- TASK TO COMPLETE: Restate all of the entries exactly, dropping any pictures they hold.

(A block of data)
********

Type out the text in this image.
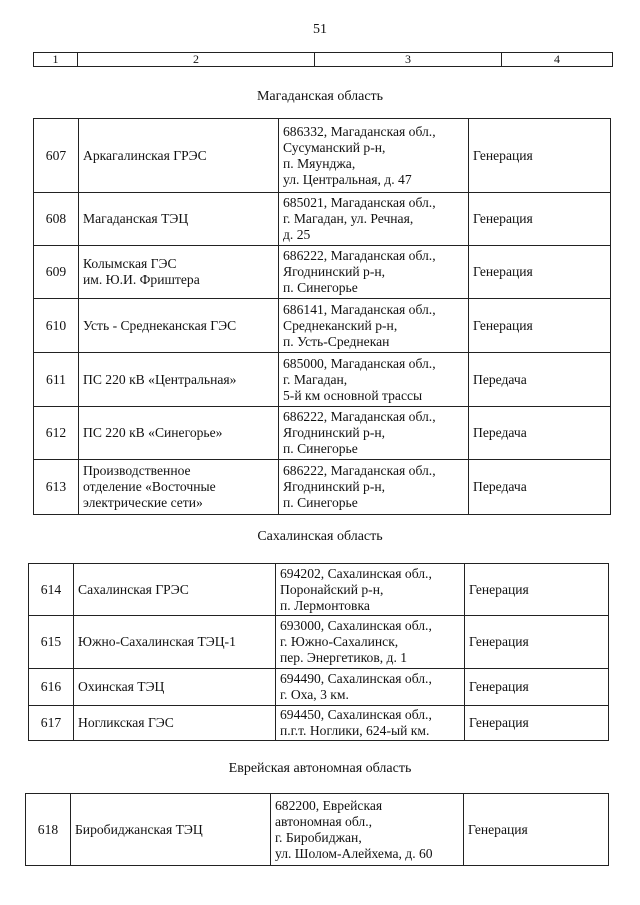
51
1	2	3	4
Магаданская область
607	Аркагалинская ГРЭС	686332, Магаданская обл.,
Сусуманский р-н,
п. Мяунджа,
ул. Центральная, д. 47	Генерация
608	Магаданская ТЭЦ	685021, Магаданская обл.,
г. Магадан, ул. Речная,
д. 25	Генерация
609	Колымская ГЭС
им. Ю.И. Фриштера	686222, Магаданская обл.,
Ягоднинский р-н,
п. Синегорье	Генерация
610	Усть - Среднеканская ГЭС	686141, Магаданская обл.,
Среднеканский р-н,
п. Усть-Среднекан	Генерация
611	ПС 220 кВ «Центральная»	685000, Магаданская обл.,
г. Магадан,
5-й км основной трассы	Передача
612	ПС 220 кВ «Синегорье»	686222, Магаданская обл.,
Ягоднинский р-н,
п. Синегорье	Передача
613	Производственное
отделение «Восточные
электрические сети»	686222, Магаданская обл.,
Ягоднинский р-н,
п. Синегорье	Передача
Сахалинская область
614	Сахалинская ГРЭС	694202, Сахалинская обл.,
Поронайский р-н,
п. Лермонтовка	Генерация
615	Южно-Сахалинская ТЭЦ-1	693000, Сахалинская обл.,
г. Южно-Сахалинск,
пер. Энергетиков, д. 1	Генерация
616	Охинская ТЭЦ	694490, Сахалинская обл.,
г. Оха, 3 км.	Генерация
617	Ногликская ГЭС	694450, Сахалинская обл.,
п.г.т. Ноглики, 624-ый км.	Генерация
Еврейская автономная область
618	Биробиджанская ТЭЦ	682200, Еврейская
автономная обл.,
г. Биробиджан,
ул. Шолом-Алейхема, д. 60	Генерация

********

- CORRECT ANSWER:
Type out the text in this image.
51
1	2	3	4
Магаданская область
607	Аркагалинская ГРЭС	686332, Магаданская обл.,
Сусуманский р-н,
п. Мяунджа,
ул. Центральная, д. 47	Генерация
608	Магаданская ТЭЦ	685021, Магаданская обл.,
г. Магадан, ул. Речная,
д. 25	Генерация
609	Колымская ГЭС
им. Ю.И. Фриштера	686222, Магаданская обл.,
Ягоднинский р-н,
п. Синегорье	Генерация
610	Усть - Среднеканская ГЭС	686141, Магаданская обл.,
Среднеканский р-н,
п. Усть-Среднекан	Генерация
611	ПС 220 кВ «Центральная»	685000, Магаданская обл.,
г. Магадан,
5-й км основной трассы	Передача
612	ПС 220 кВ «Синегорье»	686222, Магаданская обл.,
Ягоднинский р-н,
п. Синегорье	Передача
613	Производственное
отделение «Восточные
электрические сети»	686222, Магаданская обл.,
Ягоднинский р-н,
п. Синегорье	Передача
Сахалинская область
614	Сахалинская ГРЭС	694202, Сахалинская обл.,
Поронайский р-н,
п. Лермонтовка	Генерация
615	Южно-Сахалинская ТЭЦ-1	693000, Сахалинская обл.,
г. Южно-Сахалинск,
пер. Энергетиков, д. 1	Генерация
616	Охинская ТЭЦ	694490, Сахалинская обл.,
г. Оха, 3 км.	Генерация
617	Ногликская ГЭС	694450, Сахалинская обл.,
п.г.т. Ноглики, 624-ый км.	Генерация
Еврейская автономная область
618	Биробиджанская ТЭЦ	682200, Еврейская
автономная обл.,
г. Биробиджан,
ул. Шолом-Алейхема, д. 60	Генерация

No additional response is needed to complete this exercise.